━━━━━ SUPPLIED RECORDS

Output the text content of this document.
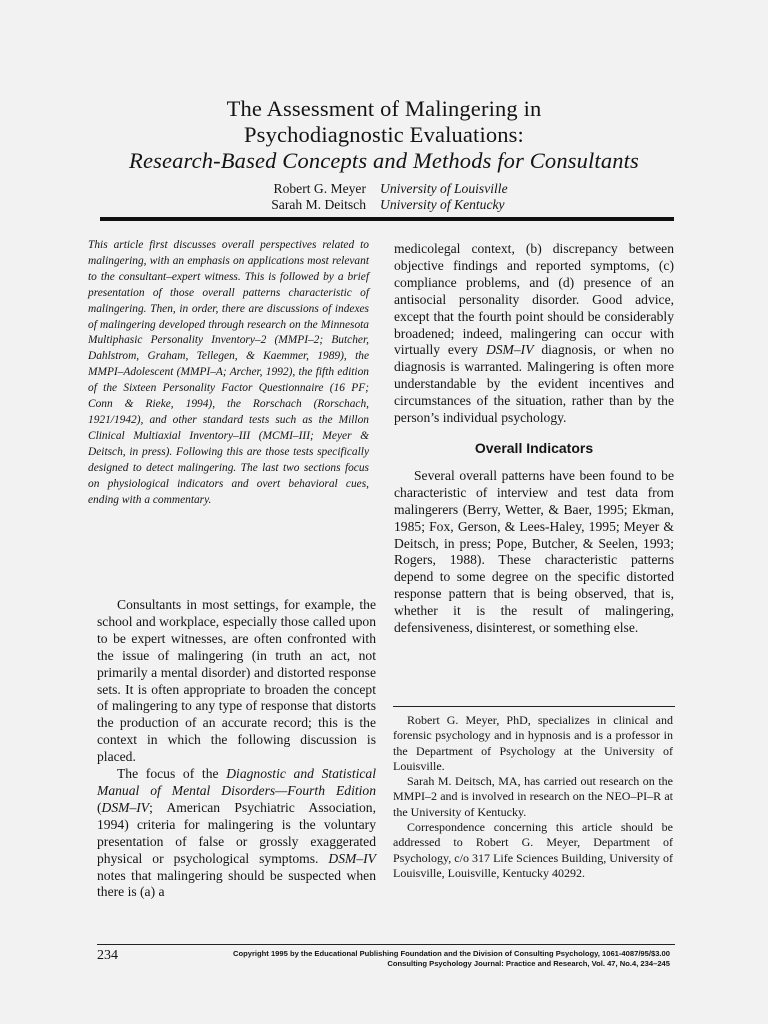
The Assessment of Malingering in
Psychodiagnostic Evaluations:
Research-Based Concepts and Methods for Consultants
Robert G. Meyer	University of Louisville
Sarah M. Deitsch	University of Kentucky
This article first discusses overall perspectives related to malingering, with an emphasis on applications most relevant to the consultant–expert witness. This is followed by a brief presentation of those overall patterns characteristic of malingering. Then, in order, there are discussions of indexes of malingering developed through research on the Minnesota Multiphasic Personality Inventory–2 (MMPI–2; Butcher, Dahlstrom, Graham, Tellegen, & Kaemmer, 1989), the MMPI–Adolescent (MMPI–A; Archer, 1992), the fifth edition of the Sixteen Personality Factor Questionnaire (16 PF; Conn & Rieke, 1994), the Rorschach (Rorschach, 1921/1942), and other standard tests such as the Millon Clinical Multiaxial Inventory–III (MCMI–III; Meyer & Deitsch, in press). Following this are those tests specifically designed to detect malingering. The last two sections focus on physiological indicators and overt behavioral cues, ending with a commentary.

Consultants in most settings, for example, the school and workplace, especially those called upon to be expert witnesses, are often confronted with the issue of malingering (in truth an act, not primarily a mental disorder) and distorted response sets. It is often appropriate to broaden the concept of malingering to any type of response that distorts the production of an accurate record; this is the context in which the following discussion is placed.

The focus of the Diagnostic and Statistical Manual of Mental Disorders—Fourth Edition (DSM–IV; American Psychiatric Association, 1994) criteria for malingering is the voluntary presentation of false or grossly exaggerated physical or psychological symptoms. DSM–IV notes that malingering should be suspected when there is (a) a

medicolegal context, (b) discrepancy between objective findings and reported symptoms, (c) compliance problems, and (d) presence of an antisocial personality disorder. Good advice, except that the fourth point should be considerably broadened; indeed, malingering can occur with virtually every DSM–IV diagnosis, or when no diagnosis is warranted. Malingering is often more understandable by the evident incentives and circumstances of the situation, rather than by the person’s individual psychology.

Overall Indicators

Several overall patterns have been found to be characteristic of interview and test data from malingerers (Berry, Wetter, & Baer, 1995; Ekman, 1985; Fox, Gerson, & Lees-Haley, 1995; Meyer & Deitsch, in press; Pope, Butcher, & Seelen, 1993; Rogers, 1988). These characteristic patterns depend to some degree on the specific distorted response pattern that is being observed, that is, whether it is the result of malingering, defensiveness, disinterest, or something else.

Robert G. Meyer, PhD, specializes in clinical and forensic psychology and in hypnosis and is a professor in the Department of Psychology at the University of Louisville.

Sarah M. Deitsch, MA, has carried out research on the MMPI–2 and is involved in research on the NEO–PI–R at the University of Kentucky.

Correspondence concerning this article should be addressed to Robert G. Meyer, Department of Psychology, c/o 317 Life Sciences Building, University of Louisville, Louisville, Kentucky 40292.

234	Copyright 1995 by the Educational Publishing Foundation and the Division of Consulting Psychology, 1061-4087/95/$3.00
Consulting Psychology Journal: Practice and Research, Vol. 47, No.4, 234–245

━━━━━━━━━━

The records above must be printed exactly; the pictures stay out.

» EXERCISE OUTPUT
Output the text content of this document.
The Assessment of Malingering in
Psychodiagnostic Evaluations:
Research-Based Concepts and Methods for Consultants
Robert G. Meyer	University of Louisville
Sarah M. Deitsch	University of Kentucky
This article first discusses overall perspectives related to malingering, with an emphasis on applications most relevant to the consultant–expert witness. This is followed by a brief presentation of those overall patterns characteristic of malingering. Then, in order, there are discussions of indexes of malingering developed through research on the Minnesota Multiphasic Personality Inventory–2 (MMPI–2; Butcher, Dahlstrom, Graham, Tellegen, & Kaemmer, 1989), the MMPI–Adolescent (MMPI–A; Archer, 1992), the fifth edition of the Sixteen Personality Factor Questionnaire (16 PF; Conn & Rieke, 1994), the Rorschach (Rorschach, 1921/1942), and other standard tests such as the Millon Clinical Multiaxial Inventory–III (MCMI–III; Meyer & Deitsch, in press). Following this are those tests specifically designed to detect malingering. The last two sections focus on physiological indicators and overt behavioral cues, ending with a commentary.

Consultants in most settings, for example, the school and workplace, especially those called upon to be expert witnesses, are often confronted with the issue of malingering (in truth an act, not primarily a mental disorder) and distorted response sets. It is often appropriate to broaden the concept of malingering to any type of response that distorts the production of an accurate record; this is the context in which the following discussion is placed.

The focus of the Diagnostic and Statistical Manual of Mental Disorders—Fourth Edition (DSM–IV; American Psychiatric Association, 1994) criteria for malingering is the voluntary presentation of false or grossly exaggerated physical or psychological symptoms. DSM–IV notes that malingering should be suspected when there is (a) a

medicolegal context, (b) discrepancy between objective findings and reported symptoms, (c) compliance problems, and (d) presence of an antisocial personality disorder. Good advice, except that the fourth point should be considerably broadened; indeed, malingering can occur with virtually every DSM–IV diagnosis, or when no diagnosis is warranted. Malingering is often more understandable by the evident incentives and circumstances of the situation, rather than by the person’s individual psychology.

Overall Indicators

Several overall patterns have been found to be characteristic of interview and test data from malingerers (Berry, Wetter, & Baer, 1995; Ekman, 1985; Fox, Gerson, & Lees-Haley, 1995; Meyer & Deitsch, in press; Pope, Butcher, & Seelen, 1993; Rogers, 1988). These characteristic patterns depend to some degree on the specific distorted response pattern that is being observed, that is, whether it is the result of malingering, defensiveness, disinterest, or something else.

Robert G. Meyer, PhD, specializes in clinical and forensic psychology and in hypnosis and is a professor in the Department of Psychology at the University of Louisville.

Sarah M. Deitsch, MA, has carried out research on the MMPI–2 and is involved in research on the NEO–PI–R at the University of Kentucky.

Correspondence concerning this article should be addressed to Robert G. Meyer, Department of Psychology, c/o 317 Life Sciences Building, University of Louisville, Louisville, Kentucky 40292.

234	Copyright 1995 by the Educational Publishing Foundation and the Division of Consulting Psychology, 1061-4087/95/$3.00
Consulting Psychology Journal: Practice and Research, Vol. 47, No.4, 234–245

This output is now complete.